_Do this_: Locate each line with the string "Column" in the listing below and copy it.

*** Material to process

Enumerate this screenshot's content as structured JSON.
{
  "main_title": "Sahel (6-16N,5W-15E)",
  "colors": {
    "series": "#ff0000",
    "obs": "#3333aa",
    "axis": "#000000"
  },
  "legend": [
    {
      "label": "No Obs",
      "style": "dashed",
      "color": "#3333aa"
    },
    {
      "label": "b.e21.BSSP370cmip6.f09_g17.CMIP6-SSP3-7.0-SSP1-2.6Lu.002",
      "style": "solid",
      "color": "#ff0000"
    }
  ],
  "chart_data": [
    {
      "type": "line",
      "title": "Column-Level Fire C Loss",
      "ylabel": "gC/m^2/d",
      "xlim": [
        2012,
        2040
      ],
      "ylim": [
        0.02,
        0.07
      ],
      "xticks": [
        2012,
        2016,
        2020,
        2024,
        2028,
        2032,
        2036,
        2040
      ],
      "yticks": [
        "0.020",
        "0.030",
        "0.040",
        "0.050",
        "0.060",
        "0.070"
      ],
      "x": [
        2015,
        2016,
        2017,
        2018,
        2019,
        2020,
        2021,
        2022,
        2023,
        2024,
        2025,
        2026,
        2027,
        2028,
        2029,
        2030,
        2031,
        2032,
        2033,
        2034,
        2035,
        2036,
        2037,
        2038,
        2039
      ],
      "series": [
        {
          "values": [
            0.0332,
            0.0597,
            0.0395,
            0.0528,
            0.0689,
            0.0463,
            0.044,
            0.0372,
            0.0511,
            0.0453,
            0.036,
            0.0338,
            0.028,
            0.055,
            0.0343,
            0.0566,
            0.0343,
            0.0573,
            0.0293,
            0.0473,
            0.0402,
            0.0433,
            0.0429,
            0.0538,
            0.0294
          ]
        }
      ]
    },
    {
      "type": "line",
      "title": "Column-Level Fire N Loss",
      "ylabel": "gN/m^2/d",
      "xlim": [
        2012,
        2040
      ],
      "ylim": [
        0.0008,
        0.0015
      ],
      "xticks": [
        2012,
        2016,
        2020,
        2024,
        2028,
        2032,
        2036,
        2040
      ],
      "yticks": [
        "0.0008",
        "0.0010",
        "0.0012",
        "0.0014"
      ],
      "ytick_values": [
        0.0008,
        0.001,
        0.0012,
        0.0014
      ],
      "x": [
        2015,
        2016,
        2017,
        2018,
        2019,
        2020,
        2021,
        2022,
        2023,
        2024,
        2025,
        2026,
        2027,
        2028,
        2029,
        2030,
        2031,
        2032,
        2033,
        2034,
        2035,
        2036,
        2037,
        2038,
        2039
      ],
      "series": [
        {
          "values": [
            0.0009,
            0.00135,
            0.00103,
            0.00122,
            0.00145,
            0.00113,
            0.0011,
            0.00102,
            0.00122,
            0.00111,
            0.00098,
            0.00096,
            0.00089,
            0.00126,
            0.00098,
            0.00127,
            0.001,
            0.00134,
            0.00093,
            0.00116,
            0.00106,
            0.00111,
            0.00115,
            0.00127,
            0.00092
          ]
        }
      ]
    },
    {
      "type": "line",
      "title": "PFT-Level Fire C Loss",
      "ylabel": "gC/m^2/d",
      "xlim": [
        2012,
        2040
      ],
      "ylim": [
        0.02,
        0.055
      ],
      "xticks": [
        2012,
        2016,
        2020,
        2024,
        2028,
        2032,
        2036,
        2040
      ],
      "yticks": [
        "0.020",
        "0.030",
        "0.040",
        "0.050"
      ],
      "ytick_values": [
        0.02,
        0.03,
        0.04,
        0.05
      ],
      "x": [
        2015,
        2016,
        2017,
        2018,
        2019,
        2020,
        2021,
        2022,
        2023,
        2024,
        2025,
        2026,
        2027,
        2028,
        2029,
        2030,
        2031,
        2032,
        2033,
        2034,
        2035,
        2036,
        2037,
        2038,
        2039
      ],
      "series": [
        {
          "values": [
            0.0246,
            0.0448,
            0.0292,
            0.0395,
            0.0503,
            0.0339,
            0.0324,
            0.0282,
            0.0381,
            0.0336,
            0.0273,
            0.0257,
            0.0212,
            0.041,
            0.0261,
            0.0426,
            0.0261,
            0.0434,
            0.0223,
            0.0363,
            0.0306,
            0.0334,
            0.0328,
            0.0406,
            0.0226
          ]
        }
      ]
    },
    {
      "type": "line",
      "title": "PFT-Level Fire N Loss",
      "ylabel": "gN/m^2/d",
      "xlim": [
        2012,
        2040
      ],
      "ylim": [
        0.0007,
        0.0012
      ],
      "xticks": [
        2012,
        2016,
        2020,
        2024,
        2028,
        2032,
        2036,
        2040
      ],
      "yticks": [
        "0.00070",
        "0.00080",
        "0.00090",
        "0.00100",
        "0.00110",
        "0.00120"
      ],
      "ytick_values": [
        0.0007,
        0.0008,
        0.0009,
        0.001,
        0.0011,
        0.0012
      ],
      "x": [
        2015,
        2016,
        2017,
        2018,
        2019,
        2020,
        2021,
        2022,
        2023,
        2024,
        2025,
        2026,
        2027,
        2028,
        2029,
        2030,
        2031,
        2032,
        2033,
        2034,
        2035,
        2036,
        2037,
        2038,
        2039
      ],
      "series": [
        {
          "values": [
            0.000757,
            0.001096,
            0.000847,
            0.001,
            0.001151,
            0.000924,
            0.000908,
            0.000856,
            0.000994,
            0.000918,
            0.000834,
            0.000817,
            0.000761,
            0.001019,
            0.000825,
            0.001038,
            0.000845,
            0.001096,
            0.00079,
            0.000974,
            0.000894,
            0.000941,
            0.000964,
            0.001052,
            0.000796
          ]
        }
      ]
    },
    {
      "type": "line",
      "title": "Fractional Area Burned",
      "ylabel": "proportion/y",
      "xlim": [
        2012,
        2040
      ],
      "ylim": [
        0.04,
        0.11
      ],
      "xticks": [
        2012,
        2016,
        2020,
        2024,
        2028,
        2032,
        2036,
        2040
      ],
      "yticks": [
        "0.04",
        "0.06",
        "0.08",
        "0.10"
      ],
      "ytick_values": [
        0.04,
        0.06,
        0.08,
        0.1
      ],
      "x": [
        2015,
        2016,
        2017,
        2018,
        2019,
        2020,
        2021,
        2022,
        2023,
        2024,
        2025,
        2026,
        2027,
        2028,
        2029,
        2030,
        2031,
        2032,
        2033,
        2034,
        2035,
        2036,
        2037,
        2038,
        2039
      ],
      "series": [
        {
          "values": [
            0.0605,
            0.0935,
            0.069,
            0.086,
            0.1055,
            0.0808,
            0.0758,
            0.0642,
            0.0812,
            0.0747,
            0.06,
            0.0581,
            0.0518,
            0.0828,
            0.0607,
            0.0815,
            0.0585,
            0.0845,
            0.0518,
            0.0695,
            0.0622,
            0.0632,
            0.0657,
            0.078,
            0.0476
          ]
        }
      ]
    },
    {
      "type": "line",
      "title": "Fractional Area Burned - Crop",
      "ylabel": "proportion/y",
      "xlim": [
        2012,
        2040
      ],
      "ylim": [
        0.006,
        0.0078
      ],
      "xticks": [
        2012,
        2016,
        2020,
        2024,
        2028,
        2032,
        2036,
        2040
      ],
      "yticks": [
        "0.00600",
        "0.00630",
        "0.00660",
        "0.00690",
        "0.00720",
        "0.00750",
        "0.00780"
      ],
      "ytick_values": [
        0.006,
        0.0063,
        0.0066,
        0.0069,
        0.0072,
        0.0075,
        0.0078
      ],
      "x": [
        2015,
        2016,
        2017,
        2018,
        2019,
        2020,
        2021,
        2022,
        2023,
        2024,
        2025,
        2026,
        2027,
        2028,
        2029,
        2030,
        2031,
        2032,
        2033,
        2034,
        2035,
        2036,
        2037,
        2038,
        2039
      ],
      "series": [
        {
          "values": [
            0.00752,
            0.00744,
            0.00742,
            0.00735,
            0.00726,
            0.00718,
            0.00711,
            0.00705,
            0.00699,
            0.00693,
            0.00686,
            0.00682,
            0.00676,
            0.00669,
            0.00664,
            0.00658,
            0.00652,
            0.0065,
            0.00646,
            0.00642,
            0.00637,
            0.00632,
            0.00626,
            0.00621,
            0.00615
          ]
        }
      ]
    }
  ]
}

******

_Output_:
      "title": "Column-Level Fire C Loss",
      "title": "Column-Level Fire N Loss",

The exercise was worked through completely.